REQUIRED ACTIONS:
1. According to the article on the Liberty Alliance, what competing system does the project represent a clear challenge to?
2. From the article on the Liberty Alliance, copy word for word the passage that begins with the words containing "SAN FRANCISCO -- Network" and ends with "up its competition.".

EXCERPT TO READ:
# # # #
SAN FRANCISCO -- Network computer maker Sun Microsystems Inc. and more than 30 other companies on Wednesday unveiled plans for a personal identification system to smooth commerce on the Internet, while allowing users to decide who holds sensitive information about them.
The project, which calls itself the Liberty Alliance, represents a clear challenge to Passport, Microsoft's competing and controversial system, which is also the early leader in the field.
The consortium of companies said they invited Microsoft to link its Passport technology to the planned system, but a Microsoft executive said he knew of no talks and accused Sun of trying to trip up its competition.
Liberty includes Bank of America, General Motors, online auctioneer eBay and mobile handset maker Nokia Ab Oy, among others, and it has courted Internet service provider American Online, although AOL declined to comment.
The Liberty group aims to give consumers secure, private identities so that they can do business more readily on the Internet and with mobile phones.
Data would be accessible through a single sign-on for convenience but could be stored with various competing companies -- a key difference with Microsoft's Passport system, which has been criticized as giving too much sensitive data to a single company.
# # # #
Records taken from a dataset:
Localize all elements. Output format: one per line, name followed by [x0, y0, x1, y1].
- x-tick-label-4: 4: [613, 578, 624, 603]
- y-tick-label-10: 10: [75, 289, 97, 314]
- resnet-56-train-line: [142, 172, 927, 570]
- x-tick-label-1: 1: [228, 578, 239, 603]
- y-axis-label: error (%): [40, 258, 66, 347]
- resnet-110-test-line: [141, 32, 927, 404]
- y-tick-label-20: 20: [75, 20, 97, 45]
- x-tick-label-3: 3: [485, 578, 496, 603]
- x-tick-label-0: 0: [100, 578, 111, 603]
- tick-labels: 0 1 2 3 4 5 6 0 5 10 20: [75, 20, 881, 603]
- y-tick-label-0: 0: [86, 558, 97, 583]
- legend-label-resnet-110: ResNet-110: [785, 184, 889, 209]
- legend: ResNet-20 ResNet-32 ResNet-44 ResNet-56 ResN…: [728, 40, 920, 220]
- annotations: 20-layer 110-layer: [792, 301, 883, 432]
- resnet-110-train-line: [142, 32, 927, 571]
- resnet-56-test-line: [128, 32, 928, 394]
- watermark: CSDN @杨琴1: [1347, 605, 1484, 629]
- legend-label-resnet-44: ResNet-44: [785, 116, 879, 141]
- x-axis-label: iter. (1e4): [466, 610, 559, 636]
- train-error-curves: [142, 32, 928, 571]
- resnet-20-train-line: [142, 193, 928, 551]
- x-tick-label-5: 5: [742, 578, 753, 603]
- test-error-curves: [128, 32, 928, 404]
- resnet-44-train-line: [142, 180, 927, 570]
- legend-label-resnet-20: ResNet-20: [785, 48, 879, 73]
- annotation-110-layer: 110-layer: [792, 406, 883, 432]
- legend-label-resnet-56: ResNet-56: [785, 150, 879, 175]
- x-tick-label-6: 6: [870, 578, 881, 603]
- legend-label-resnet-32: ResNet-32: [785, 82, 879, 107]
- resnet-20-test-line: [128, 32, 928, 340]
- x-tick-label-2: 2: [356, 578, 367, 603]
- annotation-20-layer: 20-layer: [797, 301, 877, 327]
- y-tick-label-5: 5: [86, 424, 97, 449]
# # # #
EXPECTED RESULTS:
1. Passport, Microsoft's competing and controversial system.

2.
SAN FRANCISCO -- Network computer maker Sun Microsystems Inc. and more than 30 other companies on Wednesday unveiled plans for a personal identification system to smooth commerce on the Internet, while allowing users to decide who holds sensitive information about them.
The project, which calls itself the Liberty Alliance, represents a clear challenge to Passport, Microsoft's competing and controversial system, which is also the early leader in the field.
The consortium of companies said they invited Microsoft to link its Passport technology to the planned system, but a Microsoft executive said he knew of no talks and accused Sun of trying to trip up its competition.